**Dataset rows**

## START

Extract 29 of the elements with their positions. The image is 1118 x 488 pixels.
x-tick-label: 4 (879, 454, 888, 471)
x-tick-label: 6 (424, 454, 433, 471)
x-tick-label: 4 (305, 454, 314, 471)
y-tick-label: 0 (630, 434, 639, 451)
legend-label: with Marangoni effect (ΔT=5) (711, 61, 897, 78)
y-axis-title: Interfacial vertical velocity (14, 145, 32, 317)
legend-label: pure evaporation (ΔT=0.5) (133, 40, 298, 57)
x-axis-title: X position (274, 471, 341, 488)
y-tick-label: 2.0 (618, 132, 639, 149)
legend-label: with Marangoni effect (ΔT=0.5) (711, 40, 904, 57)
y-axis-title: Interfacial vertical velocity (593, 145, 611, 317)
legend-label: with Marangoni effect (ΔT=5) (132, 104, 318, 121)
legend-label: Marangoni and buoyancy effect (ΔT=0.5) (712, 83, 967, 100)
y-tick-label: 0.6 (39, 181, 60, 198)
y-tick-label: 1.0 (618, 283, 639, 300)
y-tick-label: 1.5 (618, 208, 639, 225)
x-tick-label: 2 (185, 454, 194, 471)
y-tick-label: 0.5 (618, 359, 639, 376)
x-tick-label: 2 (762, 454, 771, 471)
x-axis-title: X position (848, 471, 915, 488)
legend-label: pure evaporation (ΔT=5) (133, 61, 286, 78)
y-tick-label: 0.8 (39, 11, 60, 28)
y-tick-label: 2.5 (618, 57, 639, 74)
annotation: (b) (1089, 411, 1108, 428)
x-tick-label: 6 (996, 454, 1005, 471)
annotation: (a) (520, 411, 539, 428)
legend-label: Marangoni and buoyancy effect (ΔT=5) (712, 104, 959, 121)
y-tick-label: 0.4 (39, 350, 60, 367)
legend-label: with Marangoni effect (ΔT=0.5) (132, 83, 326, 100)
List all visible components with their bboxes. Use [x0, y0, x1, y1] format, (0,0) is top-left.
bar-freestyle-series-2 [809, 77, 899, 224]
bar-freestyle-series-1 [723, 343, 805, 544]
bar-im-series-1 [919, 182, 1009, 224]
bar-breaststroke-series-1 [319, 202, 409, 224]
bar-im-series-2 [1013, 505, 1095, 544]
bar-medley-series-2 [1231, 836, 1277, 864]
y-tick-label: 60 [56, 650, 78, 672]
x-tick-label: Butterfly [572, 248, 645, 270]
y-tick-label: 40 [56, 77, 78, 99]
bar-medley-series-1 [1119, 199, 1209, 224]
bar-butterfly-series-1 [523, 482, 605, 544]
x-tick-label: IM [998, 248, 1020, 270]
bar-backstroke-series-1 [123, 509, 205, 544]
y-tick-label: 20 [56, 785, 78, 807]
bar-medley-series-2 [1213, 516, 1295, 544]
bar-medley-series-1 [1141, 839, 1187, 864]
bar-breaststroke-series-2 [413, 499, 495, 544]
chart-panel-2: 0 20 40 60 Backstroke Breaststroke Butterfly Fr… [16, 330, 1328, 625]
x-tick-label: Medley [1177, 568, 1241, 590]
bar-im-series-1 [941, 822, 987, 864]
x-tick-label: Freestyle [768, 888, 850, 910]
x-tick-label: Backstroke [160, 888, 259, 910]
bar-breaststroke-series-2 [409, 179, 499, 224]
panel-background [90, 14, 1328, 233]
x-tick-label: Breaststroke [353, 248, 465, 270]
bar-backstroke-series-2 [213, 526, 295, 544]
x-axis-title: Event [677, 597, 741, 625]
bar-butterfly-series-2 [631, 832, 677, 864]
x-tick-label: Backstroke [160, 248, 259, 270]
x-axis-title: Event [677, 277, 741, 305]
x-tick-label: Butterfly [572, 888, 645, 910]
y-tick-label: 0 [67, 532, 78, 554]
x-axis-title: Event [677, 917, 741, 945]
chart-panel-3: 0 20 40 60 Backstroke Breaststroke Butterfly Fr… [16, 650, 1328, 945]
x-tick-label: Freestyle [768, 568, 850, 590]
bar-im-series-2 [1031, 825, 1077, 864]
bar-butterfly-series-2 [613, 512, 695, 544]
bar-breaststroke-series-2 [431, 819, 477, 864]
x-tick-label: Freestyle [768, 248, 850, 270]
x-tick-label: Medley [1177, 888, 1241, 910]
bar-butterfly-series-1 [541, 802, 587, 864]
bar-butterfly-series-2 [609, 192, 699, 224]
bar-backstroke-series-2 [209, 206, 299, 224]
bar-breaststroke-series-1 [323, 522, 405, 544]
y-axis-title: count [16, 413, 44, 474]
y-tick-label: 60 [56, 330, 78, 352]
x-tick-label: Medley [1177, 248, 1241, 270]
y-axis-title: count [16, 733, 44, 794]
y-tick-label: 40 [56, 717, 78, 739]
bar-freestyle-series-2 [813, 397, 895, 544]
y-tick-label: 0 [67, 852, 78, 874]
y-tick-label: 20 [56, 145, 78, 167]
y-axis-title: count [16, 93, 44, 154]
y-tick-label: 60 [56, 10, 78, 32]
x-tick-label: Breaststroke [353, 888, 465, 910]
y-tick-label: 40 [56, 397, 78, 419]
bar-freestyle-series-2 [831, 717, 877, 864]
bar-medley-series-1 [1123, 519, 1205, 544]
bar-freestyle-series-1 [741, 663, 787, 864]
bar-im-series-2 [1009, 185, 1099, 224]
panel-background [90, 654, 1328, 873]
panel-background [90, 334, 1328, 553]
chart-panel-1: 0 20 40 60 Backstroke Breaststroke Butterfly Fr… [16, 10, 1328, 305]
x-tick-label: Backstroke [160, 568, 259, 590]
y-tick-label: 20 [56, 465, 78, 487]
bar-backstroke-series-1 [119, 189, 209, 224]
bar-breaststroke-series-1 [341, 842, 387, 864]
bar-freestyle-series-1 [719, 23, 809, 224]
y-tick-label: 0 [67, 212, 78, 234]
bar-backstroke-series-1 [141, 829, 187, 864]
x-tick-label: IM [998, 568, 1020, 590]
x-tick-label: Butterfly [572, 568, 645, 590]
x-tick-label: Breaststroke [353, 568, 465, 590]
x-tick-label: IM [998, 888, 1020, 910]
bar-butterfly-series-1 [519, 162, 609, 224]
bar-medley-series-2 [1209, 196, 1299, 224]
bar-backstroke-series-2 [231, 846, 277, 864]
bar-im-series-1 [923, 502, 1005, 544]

## END

**What you should do**
Change every instance of "X position" in the records above to "Horizontal position", and reproduce all the records with nothing else altered.

**Output below**
Extract 29 of the elements with their positions. The image is 1118 x 488 pixels.
x-tick-label: 4 (879, 454, 888, 471)
x-tick-label: 6 (424, 454, 433, 471)
x-tick-label: 4 (305, 454, 314, 471)
y-tick-label: 0 (630, 434, 639, 451)
legend-label: with Marangoni effect (ΔT=5) (711, 61, 897, 78)
y-axis-title: Interfacial vertical velocity (14, 145, 32, 317)
legend-label: pure evaporation (ΔT=0.5) (133, 40, 298, 57)
x-axis-title: Horizontal position (274, 471, 341, 488)
y-tick-label: 2.0 (618, 132, 639, 149)
legend-label: with Marangoni effect (ΔT=0.5) (711, 40, 904, 57)
y-axis-title: Interfacial vertical velocity (593, 145, 611, 317)
legend-label: with Marangoni effect (ΔT=5) (132, 104, 318, 121)
legend-label: Marangoni and buoyancy effect (ΔT=0.5) (712, 83, 967, 100)
y-tick-label: 0.6 (39, 181, 60, 198)
y-tick-label: 1.0 (618, 283, 639, 300)
y-tick-label: 1.5 (618, 208, 639, 225)
x-tick-label: 2 (185, 454, 194, 471)
y-tick-label: 0.5 (618, 359, 639, 376)
x-tick-label: 2 (762, 454, 771, 471)
x-axis-title: Horizontal position (848, 471, 915, 488)
legend-label: pure evaporation (ΔT=5) (133, 61, 286, 78)
y-tick-label: 0.8 (39, 11, 60, 28)
y-tick-label: 2.5 (618, 57, 639, 74)
annotation: (b) (1089, 411, 1108, 428)
x-tick-label: 6 (996, 454, 1005, 471)
annotation: (a) (520, 411, 539, 428)
legend-label: Marangoni and buoyancy effect (ΔT=5) (712, 104, 959, 121)
y-tick-label: 0.4 (39, 350, 60, 367)
legend-label: with Marangoni effect (ΔT=0.5) (132, 83, 326, 100)
List all visible components with their bboxes. Use [x0, y0, x1, y1] format, (0,0) is top-left.
bar-freestyle-series-2 [809, 77, 899, 224]
bar-freestyle-series-1 [723, 343, 805, 544]
bar-im-series-1 [919, 182, 1009, 224]
bar-breaststroke-series-1 [319, 202, 409, 224]
bar-im-series-2 [1013, 505, 1095, 544]
bar-medley-series-2 [1231, 836, 1277, 864]
y-tick-label: 60 [56, 650, 78, 672]
x-tick-label: Butterfly [572, 248, 645, 270]
y-tick-label: 40 [56, 77, 78, 99]
bar-medley-series-1 [1119, 199, 1209, 224]
bar-butterfly-series-1 [523, 482, 605, 544]
x-tick-label: IM [998, 248, 1020, 270]
bar-backstroke-series-1 [123, 509, 205, 544]
y-tick-label: 20 [56, 785, 78, 807]
bar-medley-series-2 [1213, 516, 1295, 544]
bar-medley-series-1 [1141, 839, 1187, 864]
bar-breaststroke-series-2 [413, 499, 495, 544]
chart-panel-2: 0 20 40 60 Backstroke Breaststroke Butterfly Fr… [16, 330, 1328, 625]
x-tick-label: Medley [1177, 568, 1241, 590]
bar-im-series-1 [941, 822, 987, 864]
x-tick-label: Freestyle [768, 888, 850, 910]
x-tick-label: Backstroke [160, 888, 259, 910]
bar-breaststroke-series-2 [409, 179, 499, 224]
panel-background [90, 14, 1328, 233]
x-tick-label: Breaststroke [353, 248, 465, 270]
bar-backstroke-series-2 [213, 526, 295, 544]
x-axis-title: Event [677, 597, 741, 625]
bar-butterfly-series-2 [631, 832, 677, 864]
x-tick-label: Backstroke [160, 248, 259, 270]
x-axis-title: Event [677, 277, 741, 305]
x-tick-label: Butterfly [572, 888, 645, 910]
y-tick-label: 0 [67, 532, 78, 554]
x-axis-title: Event [677, 917, 741, 945]
chart-panel-3: 0 20 40 60 Backstroke Breaststroke Butterfly Fr… [16, 650, 1328, 945]
x-tick-label: Freestyle [768, 568, 850, 590]
bar-im-series-2 [1031, 825, 1077, 864]
bar-butterfly-series-2 [613, 512, 695, 544]
bar-breaststroke-series-2 [431, 819, 477, 864]
x-tick-label: Freestyle [768, 248, 850, 270]
x-tick-label: Medley [1177, 888, 1241, 910]
bar-butterfly-series-1 [541, 802, 587, 864]
bar-butterfly-series-2 [609, 192, 699, 224]
bar-backstroke-series-2 [209, 206, 299, 224]
bar-breaststroke-series-1 [323, 522, 405, 544]
y-axis-title: count [16, 413, 44, 474]
y-tick-label: 60 [56, 330, 78, 352]
x-tick-label: Medley [1177, 248, 1241, 270]
y-axis-title: count [16, 733, 44, 794]
y-tick-label: 40 [56, 717, 78, 739]
bar-freestyle-series-2 [813, 397, 895, 544]
y-tick-label: 0 [67, 852, 78, 874]
y-tick-label: 20 [56, 145, 78, 167]
y-axis-title: count [16, 93, 44, 154]
y-tick-label: 60 [56, 10, 78, 32]
x-tick-label: Breaststroke [353, 888, 465, 910]
y-tick-label: 40 [56, 397, 78, 419]
bar-freestyle-series-2 [831, 717, 877, 864]
bar-medley-series-1 [1123, 519, 1205, 544]
bar-freestyle-series-1 [741, 663, 787, 864]
bar-im-series-2 [1009, 185, 1099, 224]
panel-background [90, 654, 1328, 873]
panel-background [90, 334, 1328, 553]
chart-panel-1: 0 20 40 60 Backstroke Breaststroke Butterfly Fr… [16, 10, 1328, 305]
x-tick-label: Backstroke [160, 568, 259, 590]
y-tick-label: 20 [56, 465, 78, 487]
bar-backstroke-series-1 [119, 189, 209, 224]
bar-breaststroke-series-1 [341, 842, 387, 864]
bar-freestyle-series-1 [719, 23, 809, 224]
y-tick-label: 0 [67, 212, 78, 234]
bar-backstroke-series-1 [141, 829, 187, 864]
x-tick-label: IM [998, 568, 1020, 590]
x-tick-label: Butterfly [572, 568, 645, 590]
x-tick-label: Breaststroke [353, 568, 465, 590]
x-tick-label: IM [998, 888, 1020, 910]
bar-butterfly-series-1 [519, 162, 609, 224]
bar-medley-series-2 [1209, 196, 1299, 224]
bar-backstroke-series-2 [231, 846, 277, 864]
bar-im-series-1 [923, 502, 1005, 544]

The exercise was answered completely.